> [TO DO]
Where a line below holds the string "structure", copy that line.

> [EXERCISE MATERIAL]

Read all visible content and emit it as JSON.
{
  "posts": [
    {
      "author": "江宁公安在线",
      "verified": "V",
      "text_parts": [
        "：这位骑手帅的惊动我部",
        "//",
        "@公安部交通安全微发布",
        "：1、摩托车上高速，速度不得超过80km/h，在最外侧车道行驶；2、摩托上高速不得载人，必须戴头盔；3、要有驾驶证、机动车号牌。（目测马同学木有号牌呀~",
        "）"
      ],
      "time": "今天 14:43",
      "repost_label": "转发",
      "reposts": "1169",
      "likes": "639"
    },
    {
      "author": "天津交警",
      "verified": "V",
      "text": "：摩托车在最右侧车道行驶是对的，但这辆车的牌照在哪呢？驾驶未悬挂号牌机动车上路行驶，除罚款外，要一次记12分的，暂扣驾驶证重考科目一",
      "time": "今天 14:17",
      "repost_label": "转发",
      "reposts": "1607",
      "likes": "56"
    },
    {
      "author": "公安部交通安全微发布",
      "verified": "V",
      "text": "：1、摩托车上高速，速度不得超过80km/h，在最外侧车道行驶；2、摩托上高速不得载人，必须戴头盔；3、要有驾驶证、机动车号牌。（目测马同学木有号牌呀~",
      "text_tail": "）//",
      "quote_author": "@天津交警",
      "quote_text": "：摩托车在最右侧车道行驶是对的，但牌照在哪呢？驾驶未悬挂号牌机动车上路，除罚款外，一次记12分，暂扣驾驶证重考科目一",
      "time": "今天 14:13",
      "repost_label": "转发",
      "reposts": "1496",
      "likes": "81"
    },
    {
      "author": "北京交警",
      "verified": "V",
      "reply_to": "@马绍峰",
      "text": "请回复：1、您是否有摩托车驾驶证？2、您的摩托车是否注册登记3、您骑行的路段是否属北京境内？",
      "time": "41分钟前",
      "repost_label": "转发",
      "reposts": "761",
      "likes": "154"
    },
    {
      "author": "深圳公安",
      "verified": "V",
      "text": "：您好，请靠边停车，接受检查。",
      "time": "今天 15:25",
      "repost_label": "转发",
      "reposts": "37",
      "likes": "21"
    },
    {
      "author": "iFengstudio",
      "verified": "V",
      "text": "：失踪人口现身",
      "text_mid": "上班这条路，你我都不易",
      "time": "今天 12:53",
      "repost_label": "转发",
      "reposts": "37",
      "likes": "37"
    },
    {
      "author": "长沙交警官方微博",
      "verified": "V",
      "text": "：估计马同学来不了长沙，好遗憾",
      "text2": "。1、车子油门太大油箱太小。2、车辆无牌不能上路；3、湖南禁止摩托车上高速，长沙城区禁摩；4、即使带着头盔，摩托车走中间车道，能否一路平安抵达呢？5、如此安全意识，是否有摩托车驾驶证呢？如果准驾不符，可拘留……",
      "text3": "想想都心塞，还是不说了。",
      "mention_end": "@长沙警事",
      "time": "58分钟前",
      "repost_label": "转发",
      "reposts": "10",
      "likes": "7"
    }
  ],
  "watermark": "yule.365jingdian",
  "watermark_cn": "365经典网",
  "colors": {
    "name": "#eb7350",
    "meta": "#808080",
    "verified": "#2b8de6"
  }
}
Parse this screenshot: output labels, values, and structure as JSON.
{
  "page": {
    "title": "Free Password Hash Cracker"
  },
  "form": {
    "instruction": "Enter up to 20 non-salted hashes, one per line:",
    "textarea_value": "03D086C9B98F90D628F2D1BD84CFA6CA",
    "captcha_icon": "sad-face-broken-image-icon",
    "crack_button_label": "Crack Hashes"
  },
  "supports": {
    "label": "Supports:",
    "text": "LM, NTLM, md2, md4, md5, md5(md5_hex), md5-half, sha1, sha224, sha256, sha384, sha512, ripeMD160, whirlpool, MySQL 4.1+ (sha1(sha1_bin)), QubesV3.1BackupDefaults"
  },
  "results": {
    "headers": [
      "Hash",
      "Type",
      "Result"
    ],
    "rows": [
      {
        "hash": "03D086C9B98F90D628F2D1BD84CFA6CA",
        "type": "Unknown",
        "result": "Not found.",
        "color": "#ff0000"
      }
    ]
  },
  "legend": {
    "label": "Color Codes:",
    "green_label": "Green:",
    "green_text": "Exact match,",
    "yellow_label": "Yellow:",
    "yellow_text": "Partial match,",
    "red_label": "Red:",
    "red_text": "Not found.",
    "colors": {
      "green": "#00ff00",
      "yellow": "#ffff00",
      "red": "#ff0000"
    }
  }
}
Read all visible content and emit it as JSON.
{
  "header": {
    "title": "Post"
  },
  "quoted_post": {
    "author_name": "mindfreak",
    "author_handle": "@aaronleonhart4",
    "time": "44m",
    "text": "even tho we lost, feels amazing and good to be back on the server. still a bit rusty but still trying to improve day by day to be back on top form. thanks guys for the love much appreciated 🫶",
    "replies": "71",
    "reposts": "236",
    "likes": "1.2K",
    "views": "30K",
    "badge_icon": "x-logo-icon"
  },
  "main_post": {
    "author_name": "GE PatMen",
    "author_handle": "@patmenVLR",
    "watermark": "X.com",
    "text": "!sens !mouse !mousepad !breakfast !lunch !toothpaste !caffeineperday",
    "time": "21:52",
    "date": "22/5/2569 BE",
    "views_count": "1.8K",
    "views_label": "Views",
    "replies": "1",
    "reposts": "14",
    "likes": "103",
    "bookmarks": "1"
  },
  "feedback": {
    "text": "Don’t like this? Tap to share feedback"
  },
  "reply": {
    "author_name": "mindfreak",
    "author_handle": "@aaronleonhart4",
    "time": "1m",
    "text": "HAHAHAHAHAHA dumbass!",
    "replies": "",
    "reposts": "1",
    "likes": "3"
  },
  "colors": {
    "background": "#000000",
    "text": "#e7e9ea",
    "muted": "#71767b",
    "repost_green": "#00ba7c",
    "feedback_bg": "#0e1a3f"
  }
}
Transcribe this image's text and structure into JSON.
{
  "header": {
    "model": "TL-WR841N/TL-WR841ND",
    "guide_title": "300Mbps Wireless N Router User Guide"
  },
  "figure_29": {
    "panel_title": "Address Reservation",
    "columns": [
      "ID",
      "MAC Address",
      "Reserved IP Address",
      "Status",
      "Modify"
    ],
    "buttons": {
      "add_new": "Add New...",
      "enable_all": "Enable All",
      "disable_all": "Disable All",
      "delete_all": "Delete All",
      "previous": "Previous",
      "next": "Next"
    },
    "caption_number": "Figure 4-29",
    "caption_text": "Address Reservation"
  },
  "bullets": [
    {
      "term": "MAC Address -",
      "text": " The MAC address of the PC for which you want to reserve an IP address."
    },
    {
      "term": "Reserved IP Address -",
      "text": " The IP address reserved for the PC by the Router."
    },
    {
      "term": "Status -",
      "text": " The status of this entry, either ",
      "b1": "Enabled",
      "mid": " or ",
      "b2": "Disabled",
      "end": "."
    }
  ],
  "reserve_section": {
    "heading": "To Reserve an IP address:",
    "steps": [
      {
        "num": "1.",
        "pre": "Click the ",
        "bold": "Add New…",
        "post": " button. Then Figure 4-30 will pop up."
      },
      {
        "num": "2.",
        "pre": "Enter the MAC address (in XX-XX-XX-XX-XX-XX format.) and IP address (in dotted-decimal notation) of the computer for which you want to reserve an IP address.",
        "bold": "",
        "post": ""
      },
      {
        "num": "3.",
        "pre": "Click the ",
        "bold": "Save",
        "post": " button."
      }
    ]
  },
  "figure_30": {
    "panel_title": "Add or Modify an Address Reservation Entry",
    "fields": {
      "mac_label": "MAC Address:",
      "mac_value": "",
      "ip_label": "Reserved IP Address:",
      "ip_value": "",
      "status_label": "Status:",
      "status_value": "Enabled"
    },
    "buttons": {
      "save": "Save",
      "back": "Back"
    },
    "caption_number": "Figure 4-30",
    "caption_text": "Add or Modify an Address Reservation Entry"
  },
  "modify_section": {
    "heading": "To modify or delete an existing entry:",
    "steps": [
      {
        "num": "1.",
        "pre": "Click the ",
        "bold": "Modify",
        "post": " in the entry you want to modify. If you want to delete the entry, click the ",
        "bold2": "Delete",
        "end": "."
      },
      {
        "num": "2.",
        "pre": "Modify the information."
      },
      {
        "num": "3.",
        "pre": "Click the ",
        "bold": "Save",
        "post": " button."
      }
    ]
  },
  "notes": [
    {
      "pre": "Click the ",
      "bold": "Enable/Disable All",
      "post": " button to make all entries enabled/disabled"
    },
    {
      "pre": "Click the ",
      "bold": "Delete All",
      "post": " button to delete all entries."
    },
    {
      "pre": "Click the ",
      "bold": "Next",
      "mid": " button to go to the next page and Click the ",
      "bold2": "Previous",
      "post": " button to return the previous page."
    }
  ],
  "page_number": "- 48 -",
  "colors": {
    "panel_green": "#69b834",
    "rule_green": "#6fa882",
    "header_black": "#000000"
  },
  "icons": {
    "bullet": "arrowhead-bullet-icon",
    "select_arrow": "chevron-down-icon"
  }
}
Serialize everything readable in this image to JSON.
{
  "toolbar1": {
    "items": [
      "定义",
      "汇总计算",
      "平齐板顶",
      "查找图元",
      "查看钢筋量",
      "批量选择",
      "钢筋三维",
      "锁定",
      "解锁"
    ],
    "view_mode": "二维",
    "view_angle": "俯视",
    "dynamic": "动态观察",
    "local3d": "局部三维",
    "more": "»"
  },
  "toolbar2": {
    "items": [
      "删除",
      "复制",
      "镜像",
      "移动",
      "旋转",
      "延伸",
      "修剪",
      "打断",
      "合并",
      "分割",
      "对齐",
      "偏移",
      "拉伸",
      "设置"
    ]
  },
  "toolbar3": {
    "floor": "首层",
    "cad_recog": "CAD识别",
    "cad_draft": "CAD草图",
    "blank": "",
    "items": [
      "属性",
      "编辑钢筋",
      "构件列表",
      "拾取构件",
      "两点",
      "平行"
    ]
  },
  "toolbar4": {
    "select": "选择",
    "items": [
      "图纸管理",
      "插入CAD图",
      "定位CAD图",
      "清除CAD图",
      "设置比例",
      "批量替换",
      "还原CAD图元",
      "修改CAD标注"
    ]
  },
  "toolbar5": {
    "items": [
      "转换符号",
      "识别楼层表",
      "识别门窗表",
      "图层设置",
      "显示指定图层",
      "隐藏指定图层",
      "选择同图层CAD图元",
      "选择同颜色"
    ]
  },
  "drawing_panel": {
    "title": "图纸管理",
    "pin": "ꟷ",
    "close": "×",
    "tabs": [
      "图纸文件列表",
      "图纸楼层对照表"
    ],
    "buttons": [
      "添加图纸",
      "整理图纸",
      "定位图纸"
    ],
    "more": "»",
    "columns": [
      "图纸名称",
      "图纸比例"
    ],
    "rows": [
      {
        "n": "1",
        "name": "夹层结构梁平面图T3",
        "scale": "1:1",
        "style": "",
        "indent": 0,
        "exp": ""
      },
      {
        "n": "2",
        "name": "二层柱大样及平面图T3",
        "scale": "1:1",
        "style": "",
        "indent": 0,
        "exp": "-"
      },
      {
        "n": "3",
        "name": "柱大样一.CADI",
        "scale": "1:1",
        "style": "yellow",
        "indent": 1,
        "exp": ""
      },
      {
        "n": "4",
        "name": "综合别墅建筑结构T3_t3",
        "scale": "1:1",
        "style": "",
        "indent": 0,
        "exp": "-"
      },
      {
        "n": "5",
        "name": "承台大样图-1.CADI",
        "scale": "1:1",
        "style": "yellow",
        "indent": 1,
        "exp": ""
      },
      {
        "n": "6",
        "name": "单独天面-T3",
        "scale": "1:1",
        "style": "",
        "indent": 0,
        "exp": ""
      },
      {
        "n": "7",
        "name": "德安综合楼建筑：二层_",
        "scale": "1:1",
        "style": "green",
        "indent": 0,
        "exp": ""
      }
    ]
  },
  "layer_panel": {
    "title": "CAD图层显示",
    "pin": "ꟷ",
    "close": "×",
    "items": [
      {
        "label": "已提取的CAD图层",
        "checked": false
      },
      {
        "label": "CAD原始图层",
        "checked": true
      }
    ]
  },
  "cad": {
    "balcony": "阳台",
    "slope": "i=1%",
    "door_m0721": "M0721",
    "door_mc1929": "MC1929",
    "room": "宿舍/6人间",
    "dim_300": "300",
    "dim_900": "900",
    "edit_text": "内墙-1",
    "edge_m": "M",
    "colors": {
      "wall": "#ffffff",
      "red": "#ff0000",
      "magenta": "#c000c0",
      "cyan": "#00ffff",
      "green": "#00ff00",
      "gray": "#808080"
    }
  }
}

> [EXERCISE OUTPUT]
Parse this screenshot: output labels, values, and structure as JSON.
Transcribe this image's text and structure into JSON.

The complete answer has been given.